** BEGIN DATA TO USE **

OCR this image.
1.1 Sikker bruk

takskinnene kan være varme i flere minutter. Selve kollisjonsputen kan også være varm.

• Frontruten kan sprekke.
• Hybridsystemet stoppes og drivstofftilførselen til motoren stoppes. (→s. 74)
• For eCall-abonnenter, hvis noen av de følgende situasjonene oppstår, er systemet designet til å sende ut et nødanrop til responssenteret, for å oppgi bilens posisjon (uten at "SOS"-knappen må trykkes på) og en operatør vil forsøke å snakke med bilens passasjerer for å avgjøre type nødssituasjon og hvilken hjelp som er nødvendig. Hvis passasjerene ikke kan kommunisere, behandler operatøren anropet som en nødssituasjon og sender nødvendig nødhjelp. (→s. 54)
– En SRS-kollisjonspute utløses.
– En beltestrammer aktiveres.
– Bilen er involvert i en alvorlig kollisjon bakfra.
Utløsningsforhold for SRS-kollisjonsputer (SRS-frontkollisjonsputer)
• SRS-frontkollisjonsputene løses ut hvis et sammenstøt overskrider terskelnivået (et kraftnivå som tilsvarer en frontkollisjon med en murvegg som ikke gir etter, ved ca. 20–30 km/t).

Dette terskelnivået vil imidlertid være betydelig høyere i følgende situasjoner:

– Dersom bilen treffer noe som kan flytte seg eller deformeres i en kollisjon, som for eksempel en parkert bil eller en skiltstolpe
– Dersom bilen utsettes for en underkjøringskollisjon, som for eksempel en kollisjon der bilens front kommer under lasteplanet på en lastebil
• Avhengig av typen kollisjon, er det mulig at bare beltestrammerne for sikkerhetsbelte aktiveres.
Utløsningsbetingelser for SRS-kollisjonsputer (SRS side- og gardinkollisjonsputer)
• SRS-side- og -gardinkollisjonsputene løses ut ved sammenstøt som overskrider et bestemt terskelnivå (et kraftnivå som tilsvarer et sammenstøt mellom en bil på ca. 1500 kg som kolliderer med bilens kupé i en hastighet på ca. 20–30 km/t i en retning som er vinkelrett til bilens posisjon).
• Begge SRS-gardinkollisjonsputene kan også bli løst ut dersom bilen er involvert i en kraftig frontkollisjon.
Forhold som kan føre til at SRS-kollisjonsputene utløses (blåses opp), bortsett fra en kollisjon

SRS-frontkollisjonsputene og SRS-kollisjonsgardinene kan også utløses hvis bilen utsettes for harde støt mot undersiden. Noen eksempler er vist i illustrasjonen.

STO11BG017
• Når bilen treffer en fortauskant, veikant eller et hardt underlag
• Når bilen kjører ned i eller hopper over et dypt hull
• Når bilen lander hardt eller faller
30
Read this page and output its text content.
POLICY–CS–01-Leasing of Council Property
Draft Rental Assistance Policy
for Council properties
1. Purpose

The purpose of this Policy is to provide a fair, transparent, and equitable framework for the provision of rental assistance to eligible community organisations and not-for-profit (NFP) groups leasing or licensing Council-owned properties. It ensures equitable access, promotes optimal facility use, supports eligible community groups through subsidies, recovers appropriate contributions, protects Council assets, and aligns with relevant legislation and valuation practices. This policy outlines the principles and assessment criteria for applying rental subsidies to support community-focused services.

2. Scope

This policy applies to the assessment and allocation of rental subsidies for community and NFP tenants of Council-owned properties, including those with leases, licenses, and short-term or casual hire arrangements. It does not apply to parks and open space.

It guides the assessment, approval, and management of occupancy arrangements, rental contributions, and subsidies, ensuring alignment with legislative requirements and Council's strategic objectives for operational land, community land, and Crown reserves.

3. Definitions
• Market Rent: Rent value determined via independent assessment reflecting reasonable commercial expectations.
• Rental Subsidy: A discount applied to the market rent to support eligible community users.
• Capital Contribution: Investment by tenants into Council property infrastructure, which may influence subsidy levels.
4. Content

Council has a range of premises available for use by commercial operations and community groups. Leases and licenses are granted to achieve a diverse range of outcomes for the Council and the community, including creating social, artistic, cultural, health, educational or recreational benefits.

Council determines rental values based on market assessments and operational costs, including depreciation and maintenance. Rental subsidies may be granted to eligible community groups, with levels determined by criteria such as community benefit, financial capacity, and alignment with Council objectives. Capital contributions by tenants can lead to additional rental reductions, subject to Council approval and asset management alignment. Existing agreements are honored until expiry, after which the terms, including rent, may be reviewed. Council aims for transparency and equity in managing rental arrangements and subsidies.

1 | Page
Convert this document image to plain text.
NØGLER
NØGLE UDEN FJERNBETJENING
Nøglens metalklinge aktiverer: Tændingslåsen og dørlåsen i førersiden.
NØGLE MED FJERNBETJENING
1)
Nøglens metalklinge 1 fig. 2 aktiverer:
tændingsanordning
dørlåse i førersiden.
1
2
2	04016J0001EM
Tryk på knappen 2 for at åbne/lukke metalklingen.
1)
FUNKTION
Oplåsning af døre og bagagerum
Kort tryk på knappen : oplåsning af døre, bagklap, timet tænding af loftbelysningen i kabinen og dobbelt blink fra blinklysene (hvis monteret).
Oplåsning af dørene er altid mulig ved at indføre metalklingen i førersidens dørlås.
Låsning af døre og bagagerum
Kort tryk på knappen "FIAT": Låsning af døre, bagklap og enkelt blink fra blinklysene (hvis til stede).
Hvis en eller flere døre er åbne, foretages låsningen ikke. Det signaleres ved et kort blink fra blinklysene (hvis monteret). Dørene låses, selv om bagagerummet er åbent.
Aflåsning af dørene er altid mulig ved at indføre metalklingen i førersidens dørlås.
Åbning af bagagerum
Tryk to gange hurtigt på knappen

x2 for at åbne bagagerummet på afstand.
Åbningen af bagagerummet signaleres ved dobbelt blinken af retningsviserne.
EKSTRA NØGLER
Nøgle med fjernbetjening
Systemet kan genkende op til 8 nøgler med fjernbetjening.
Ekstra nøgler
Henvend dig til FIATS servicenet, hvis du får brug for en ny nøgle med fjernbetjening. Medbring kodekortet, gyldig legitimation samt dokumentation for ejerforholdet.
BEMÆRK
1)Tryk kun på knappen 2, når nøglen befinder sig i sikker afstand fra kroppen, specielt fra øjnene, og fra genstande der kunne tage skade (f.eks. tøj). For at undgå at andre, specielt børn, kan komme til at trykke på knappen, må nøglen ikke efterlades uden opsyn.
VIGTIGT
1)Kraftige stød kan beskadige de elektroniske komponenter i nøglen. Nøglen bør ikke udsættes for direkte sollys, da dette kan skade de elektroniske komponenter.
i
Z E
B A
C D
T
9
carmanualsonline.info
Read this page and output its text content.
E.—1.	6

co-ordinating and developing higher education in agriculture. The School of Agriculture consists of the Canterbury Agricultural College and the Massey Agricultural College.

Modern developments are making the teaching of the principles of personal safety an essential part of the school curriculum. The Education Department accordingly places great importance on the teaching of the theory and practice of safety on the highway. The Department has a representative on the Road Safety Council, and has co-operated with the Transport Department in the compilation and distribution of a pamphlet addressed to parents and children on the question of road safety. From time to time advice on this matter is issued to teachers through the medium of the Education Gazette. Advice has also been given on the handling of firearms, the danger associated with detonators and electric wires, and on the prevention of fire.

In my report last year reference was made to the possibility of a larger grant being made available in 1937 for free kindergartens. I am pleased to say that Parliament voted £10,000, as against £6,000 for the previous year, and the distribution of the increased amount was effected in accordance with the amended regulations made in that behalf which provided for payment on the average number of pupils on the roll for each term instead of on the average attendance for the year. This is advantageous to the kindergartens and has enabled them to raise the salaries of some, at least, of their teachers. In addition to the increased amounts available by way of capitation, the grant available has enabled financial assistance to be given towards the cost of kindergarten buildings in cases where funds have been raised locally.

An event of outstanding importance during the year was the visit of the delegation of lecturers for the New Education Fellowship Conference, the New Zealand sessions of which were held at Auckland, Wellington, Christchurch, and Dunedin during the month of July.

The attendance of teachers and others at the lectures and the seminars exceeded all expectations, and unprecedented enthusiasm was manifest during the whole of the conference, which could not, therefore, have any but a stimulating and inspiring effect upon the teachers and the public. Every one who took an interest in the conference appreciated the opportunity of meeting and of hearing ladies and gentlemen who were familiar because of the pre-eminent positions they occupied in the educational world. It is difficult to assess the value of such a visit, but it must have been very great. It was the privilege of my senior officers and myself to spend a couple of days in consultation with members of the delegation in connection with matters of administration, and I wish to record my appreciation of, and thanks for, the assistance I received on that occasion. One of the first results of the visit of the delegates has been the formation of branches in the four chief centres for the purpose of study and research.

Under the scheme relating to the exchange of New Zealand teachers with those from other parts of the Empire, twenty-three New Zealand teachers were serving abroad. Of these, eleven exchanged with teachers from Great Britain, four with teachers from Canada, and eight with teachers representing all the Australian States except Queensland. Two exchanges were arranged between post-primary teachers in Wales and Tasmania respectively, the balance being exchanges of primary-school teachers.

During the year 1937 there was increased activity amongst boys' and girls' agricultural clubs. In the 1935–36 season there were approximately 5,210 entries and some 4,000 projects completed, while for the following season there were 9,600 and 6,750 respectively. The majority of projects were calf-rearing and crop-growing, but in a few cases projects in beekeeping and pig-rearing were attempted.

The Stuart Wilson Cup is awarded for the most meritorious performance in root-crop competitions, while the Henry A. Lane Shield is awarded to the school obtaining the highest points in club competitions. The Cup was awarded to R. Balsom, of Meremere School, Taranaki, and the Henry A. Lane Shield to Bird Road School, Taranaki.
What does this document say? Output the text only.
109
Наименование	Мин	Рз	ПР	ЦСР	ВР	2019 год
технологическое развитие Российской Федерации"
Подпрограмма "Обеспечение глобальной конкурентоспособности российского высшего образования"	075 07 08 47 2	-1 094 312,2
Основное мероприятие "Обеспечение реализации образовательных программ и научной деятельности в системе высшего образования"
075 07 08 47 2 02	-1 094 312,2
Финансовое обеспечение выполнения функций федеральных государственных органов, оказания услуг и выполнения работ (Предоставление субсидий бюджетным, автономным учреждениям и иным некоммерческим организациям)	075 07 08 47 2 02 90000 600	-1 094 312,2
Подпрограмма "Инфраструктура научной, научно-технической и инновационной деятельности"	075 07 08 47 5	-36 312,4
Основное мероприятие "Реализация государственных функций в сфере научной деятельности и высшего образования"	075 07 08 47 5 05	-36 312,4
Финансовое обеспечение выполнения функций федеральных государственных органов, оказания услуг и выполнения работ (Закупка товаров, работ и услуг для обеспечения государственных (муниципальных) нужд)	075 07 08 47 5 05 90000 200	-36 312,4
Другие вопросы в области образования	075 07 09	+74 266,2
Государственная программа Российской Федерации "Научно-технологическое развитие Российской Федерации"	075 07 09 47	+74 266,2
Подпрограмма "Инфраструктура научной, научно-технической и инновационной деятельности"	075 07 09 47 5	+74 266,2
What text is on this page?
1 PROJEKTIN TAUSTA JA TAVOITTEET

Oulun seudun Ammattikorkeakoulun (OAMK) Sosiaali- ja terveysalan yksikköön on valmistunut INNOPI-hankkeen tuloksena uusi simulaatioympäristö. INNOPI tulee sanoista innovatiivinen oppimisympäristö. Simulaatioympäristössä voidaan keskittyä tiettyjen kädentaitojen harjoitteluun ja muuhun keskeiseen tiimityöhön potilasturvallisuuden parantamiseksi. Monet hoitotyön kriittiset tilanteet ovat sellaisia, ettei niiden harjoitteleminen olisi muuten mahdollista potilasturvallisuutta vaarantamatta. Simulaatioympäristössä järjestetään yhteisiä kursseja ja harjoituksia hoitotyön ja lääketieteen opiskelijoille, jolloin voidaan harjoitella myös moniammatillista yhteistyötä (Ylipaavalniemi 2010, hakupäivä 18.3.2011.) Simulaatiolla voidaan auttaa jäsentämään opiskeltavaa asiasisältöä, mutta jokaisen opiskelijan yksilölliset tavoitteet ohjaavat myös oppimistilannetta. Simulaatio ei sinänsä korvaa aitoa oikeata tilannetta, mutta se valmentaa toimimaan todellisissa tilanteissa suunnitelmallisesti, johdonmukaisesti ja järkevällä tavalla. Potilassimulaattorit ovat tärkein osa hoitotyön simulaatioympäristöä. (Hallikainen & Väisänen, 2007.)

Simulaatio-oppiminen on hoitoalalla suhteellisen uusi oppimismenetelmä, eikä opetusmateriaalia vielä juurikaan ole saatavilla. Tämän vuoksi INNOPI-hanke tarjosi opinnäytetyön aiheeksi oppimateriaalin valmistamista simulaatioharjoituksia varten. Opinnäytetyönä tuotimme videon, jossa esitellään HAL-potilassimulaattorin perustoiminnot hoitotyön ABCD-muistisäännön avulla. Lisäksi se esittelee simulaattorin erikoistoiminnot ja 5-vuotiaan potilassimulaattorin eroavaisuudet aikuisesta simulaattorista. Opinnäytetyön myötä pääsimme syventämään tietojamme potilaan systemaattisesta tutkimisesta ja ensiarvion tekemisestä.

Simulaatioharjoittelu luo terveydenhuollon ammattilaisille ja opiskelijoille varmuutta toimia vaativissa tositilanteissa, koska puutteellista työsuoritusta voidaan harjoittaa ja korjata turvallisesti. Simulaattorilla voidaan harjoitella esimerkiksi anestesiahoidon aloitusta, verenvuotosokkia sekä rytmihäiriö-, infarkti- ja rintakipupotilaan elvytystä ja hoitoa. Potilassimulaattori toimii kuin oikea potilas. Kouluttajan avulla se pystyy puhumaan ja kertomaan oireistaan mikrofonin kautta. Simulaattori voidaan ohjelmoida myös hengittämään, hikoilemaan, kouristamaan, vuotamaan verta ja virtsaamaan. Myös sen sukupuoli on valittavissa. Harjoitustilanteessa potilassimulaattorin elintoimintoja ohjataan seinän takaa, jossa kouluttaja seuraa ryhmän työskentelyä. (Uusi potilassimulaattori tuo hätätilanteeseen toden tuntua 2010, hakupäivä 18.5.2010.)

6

** END DATA TO USE **

Reply with only the number of lines in the material above where the string "importance" appears.

2